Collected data
^^^^^^^^
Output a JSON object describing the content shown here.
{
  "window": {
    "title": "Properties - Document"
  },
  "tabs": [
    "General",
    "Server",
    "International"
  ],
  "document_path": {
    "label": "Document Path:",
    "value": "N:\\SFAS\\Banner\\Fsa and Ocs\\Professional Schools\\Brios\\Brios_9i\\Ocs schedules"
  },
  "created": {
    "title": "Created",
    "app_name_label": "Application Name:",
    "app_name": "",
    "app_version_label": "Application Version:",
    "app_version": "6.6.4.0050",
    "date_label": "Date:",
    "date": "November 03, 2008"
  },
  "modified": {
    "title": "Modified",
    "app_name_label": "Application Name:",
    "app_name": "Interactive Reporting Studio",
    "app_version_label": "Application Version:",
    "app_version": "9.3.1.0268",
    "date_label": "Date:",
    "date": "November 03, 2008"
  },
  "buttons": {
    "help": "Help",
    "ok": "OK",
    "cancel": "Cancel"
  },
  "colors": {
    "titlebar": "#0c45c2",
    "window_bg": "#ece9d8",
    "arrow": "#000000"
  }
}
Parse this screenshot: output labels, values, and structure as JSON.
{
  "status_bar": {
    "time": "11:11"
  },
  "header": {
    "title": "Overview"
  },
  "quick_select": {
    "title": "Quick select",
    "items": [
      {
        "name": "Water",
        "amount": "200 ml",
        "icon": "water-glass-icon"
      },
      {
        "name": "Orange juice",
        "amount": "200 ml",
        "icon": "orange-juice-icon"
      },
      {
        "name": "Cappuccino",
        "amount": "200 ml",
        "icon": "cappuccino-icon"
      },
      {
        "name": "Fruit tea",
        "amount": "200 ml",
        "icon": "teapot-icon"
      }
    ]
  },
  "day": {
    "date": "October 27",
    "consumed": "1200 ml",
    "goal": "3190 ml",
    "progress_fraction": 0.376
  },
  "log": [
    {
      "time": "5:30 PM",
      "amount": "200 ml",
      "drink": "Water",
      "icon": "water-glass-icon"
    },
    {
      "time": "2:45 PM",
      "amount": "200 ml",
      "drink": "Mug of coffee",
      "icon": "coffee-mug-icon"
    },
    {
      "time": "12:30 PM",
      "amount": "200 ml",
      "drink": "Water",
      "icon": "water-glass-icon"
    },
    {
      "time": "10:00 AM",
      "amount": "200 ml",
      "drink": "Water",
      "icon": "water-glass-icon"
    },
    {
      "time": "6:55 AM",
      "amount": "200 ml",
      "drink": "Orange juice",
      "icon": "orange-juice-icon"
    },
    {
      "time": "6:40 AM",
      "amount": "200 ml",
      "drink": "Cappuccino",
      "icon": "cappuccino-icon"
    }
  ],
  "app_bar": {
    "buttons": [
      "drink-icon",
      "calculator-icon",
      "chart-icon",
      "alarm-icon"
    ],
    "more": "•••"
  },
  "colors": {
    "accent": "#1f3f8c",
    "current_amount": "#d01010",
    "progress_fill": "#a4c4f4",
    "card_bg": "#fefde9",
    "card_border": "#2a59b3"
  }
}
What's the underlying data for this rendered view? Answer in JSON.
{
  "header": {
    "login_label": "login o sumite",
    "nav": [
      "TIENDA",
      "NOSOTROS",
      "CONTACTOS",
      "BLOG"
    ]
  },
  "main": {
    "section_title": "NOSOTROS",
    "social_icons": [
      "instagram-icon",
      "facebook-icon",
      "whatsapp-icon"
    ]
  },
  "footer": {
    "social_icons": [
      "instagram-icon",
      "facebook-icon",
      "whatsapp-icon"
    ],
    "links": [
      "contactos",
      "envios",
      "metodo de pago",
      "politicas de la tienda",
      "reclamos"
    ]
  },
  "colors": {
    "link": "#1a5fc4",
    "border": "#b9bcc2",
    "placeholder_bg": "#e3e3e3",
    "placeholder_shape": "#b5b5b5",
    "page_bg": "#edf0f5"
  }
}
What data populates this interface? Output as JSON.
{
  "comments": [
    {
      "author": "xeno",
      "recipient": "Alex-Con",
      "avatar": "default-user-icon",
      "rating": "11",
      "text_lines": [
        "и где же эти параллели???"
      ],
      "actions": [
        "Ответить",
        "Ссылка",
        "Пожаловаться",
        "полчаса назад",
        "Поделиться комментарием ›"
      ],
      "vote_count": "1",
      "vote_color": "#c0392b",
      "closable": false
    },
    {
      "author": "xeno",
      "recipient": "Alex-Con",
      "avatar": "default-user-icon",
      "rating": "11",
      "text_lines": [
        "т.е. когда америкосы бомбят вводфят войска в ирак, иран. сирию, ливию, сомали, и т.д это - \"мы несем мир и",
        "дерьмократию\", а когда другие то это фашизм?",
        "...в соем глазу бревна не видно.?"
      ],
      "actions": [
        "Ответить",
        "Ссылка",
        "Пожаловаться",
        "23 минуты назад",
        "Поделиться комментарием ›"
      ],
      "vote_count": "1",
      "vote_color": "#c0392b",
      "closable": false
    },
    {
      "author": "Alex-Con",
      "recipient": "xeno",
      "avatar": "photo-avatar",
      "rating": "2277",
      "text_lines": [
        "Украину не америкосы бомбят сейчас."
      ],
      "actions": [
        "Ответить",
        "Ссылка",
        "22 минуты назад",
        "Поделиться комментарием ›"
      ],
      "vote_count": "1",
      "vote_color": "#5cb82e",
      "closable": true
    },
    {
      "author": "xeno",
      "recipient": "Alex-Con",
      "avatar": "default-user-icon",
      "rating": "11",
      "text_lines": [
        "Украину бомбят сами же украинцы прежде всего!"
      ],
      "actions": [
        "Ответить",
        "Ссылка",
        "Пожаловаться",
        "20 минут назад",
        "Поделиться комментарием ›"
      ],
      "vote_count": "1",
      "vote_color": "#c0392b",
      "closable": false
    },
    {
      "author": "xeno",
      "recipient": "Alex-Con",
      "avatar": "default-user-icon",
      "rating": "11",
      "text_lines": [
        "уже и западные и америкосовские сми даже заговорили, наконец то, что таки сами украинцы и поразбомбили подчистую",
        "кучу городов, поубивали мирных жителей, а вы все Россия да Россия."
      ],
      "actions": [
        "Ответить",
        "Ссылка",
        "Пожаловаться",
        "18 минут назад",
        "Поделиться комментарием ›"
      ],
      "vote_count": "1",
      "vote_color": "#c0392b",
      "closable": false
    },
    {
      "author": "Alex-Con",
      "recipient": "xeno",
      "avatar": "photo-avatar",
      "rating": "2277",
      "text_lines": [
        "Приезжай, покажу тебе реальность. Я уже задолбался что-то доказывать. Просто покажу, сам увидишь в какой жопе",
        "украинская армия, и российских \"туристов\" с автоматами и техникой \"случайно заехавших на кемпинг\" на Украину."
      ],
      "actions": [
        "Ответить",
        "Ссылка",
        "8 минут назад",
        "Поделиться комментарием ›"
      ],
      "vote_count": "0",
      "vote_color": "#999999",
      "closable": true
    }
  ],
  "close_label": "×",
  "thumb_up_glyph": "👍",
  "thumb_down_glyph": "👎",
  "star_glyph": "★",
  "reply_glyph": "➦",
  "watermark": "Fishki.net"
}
^^^^^^^^
Task: Take the listing above and write it out again exactly.

Finished answer:
Output a JSON object describing the content shown here.
{
  "window": {
    "title": "Properties - Document"
  },
  "tabs": [
    "General",
    "Server",
    "International"
  ],
  "document_path": {
    "label": "Document Path:",
    "value": "N:\\SFAS\\Banner\\Fsa and Ocs\\Professional Schools\\Brios\\Brios_9i\\Ocs schedules"
  },
  "created": {
    "title": "Created",
    "app_name_label": "Application Name:",
    "app_name": "",
    "app_version_label": "Application Version:",
    "app_version": "6.6.4.0050",
    "date_label": "Date:",
    "date": "November 03, 2008"
  },
  "modified": {
    "title": "Modified",
    "app_name_label": "Application Name:",
    "app_name": "Interactive Reporting Studio",
    "app_version_label": "Application Version:",
    "app_version": "9.3.1.0268",
    "date_label": "Date:",
    "date": "November 03, 2008"
  },
  "buttons": {
    "help": "Help",
    "ok": "OK",
    "cancel": "Cancel"
  },
  "colors": {
    "titlebar": "#0c45c2",
    "window_bg": "#ece9d8",
    "arrow": "#000000"
  }
}
Parse this screenshot: output labels, values, and structure as JSON.
{
  "status_bar": {
    "time": "11:11"
  },
  "header": {
    "title": "Overview"
  },
  "quick_select": {
    "title": "Quick select",
    "items": [
      {
        "name": "Water",
        "amount": "200 ml",
        "icon": "water-glass-icon"
      },
      {
        "name": "Orange juice",
        "amount": "200 ml",
        "icon": "orange-juice-icon"
      },
      {
        "name": "Cappuccino",
        "amount": "200 ml",
        "icon": "cappuccino-icon"
      },
      {
        "name": "Fruit tea",
        "amount": "200 ml",
        "icon": "teapot-icon"
      }
    ]
  },
  "day": {
    "date": "October 27",
    "consumed": "1200 ml",
    "goal": "3190 ml",
    "progress_fraction": 0.376
  },
  "log": [
    {
      "time": "5:30 PM",
      "amount": "200 ml",
      "drink": "Water",
      "icon": "water-glass-icon"
    },
    {
      "time": "2:45 PM",
      "amount": "200 ml",
      "drink": "Mug of coffee",
      "icon": "coffee-mug-icon"
    },
    {
      "time": "12:30 PM",
      "amount": "200 ml",
      "drink": "Water",
      "icon": "water-glass-icon"
    },
    {
      "time": "10:00 AM",
      "amount": "200 ml",
      "drink": "Water",
      "icon": "water-glass-icon"
    },
    {
      "time": "6:55 AM",
      "amount": "200 ml",
      "drink": "Orange juice",
      "icon": "orange-juice-icon"
    },
    {
      "time": "6:40 AM",
      "amount": "200 ml",
      "drink": "Cappuccino",
      "icon": "cappuccino-icon"
    }
  ],
  "app_bar": {
    "buttons": [
      "drink-icon",
      "calculator-icon",
      "chart-icon",
      "alarm-icon"
    ],
    "more": "•••"
  },
  "colors": {
    "accent": "#1f3f8c",
    "current_amount": "#d01010",
    "progress_fill": "#a4c4f4",
    "card_bg": "#fefde9",
    "card_border": "#2a59b3"
  }
}
What's the underlying data for this rendered view? Answer in JSON.
{
  "header": {
    "login_label": "login o sumite",
    "nav": [
      "TIENDA",
      "NOSOTROS",
      "CONTACTOS",
      "BLOG"
    ]
  },
  "main": {
    "section_title": "NOSOTROS",
    "social_icons": [
      "instagram-icon",
      "facebook-icon",
      "whatsapp-icon"
    ]
  },
  "footer": {
    "social_icons": [
      "instagram-icon",
      "facebook-icon",
      "whatsapp-icon"
    ],
    "links": [
      "contactos",
      "envios",
      "metodo de pago",
      "politicas de la tienda",
      "reclamos"
    ]
  },
  "colors": {
    "link": "#1a5fc4",
    "border": "#b9bcc2",
    "placeholder_bg": "#e3e3e3",
    "placeholder_shape": "#b5b5b5",
    "page_bg": "#edf0f5"
  }
}
What data populates this interface? Output as JSON.
{
  "comments": [
    {
      "author": "xeno",
      "recipient": "Alex-Con",
      "avatar": "default-user-icon",
      "rating": "11",
      "text_lines": [
        "и где же эти параллели???"
      ],
      "actions": [
        "Ответить",
        "Ссылка",
        "Пожаловаться",
        "полчаса назад",
        "Поделиться комментарием ›"
      ],
      "vote_count": "1",
      "vote_color": "#c0392b",
      "closable": false
    },
    {
      "author": "xeno",
      "recipient": "Alex-Con",
      "avatar": "default-user-icon",
      "rating": "11",
      "text_lines": [
        "т.е. когда америкосы бомбят вводфят войска в ирак, иран. сирию, ливию, сомали, и т.д это - \"мы несем мир и",
        "дерьмократию\", а когда другие то это фашизм?",
        "...в соем глазу бревна не видно.?"
      ],
      "actions": [
        "Ответить",
        "Ссылка",
        "Пожаловаться",
        "23 минуты назад",
        "Поделиться комментарием ›"
      ],
      "vote_count": "1",
      "vote_color": "#c0392b",
      "closable": false
    },
    {
      "author": "Alex-Con",
      "recipient": "xeno",
      "avatar": "photo-avatar",
      "rating": "2277",
      "text_lines": [
        "Украину не америкосы бомбят сейчас."
      ],
      "actions": [
        "Ответить",
        "Ссылка",
        "22 минуты назад",
        "Поделиться комментарием ›"
      ],
      "vote_count": "1",
      "vote_color": "#5cb82e",
      "closable": true
    },
    {
      "author": "xeno",
      "recipient": "Alex-Con",
      "avatar": "default-user-icon",
      "rating": "11",
      "text_lines": [
        "Украину бомбят сами же украинцы прежде всего!"
      ],
      "actions": [
        "Ответить",
        "Ссылка",
        "Пожаловаться",
        "20 минут назад",
        "Поделиться комментарием ›"
      ],
      "vote_count": "1",
      "vote_color": "#c0392b",
      "closable": false
    },
    {
      "author": "xeno",
      "recipient": "Alex-Con",
      "avatar": "default-user-icon",
      "rating": "11",
      "text_lines": [
        "уже и западные и америкосовские сми даже заговорили, наконец то, что таки сами украинцы и поразбомбили подчистую",
        "кучу городов, поубивали мирных жителей, а вы все Россия да Россия."
      ],
      "actions": [
        "Ответить",
        "Ссылка",
        "Пожаловаться",
        "18 минут назад",
        "Поделиться комментарием ›"
      ],
      "vote_count": "1",
      "vote_color": "#c0392b",
      "closable": false
    },
    {
      "author": "Alex-Con",
      "recipient": "xeno",
      "avatar": "photo-avatar",
      "rating": "2277",
      "text_lines": [
        "Приезжай, покажу тебе реальность. Я уже задолбался что-то доказывать. Просто покажу, сам увидишь в какой жопе",
        "украинская армия, и российских \"туристов\" с автоматами и техникой \"случайно заехавших на кемпинг\" на Украину."
      ],
      "actions": [
        "Ответить",
        "Ссылка",
        "8 минут назад",
        "Поделиться комментарием ›"
      ],
      "vote_count": "0",
      "vote_color": "#999999",
      "closable": true
    }
  ],
  "close_label": "×",
  "thumb_up_glyph": "👍",
  "thumb_down_glyph": "👎",
  "star_glyph": "★",
  "reply_glyph": "➦",
  "watermark": "Fishki.net"
}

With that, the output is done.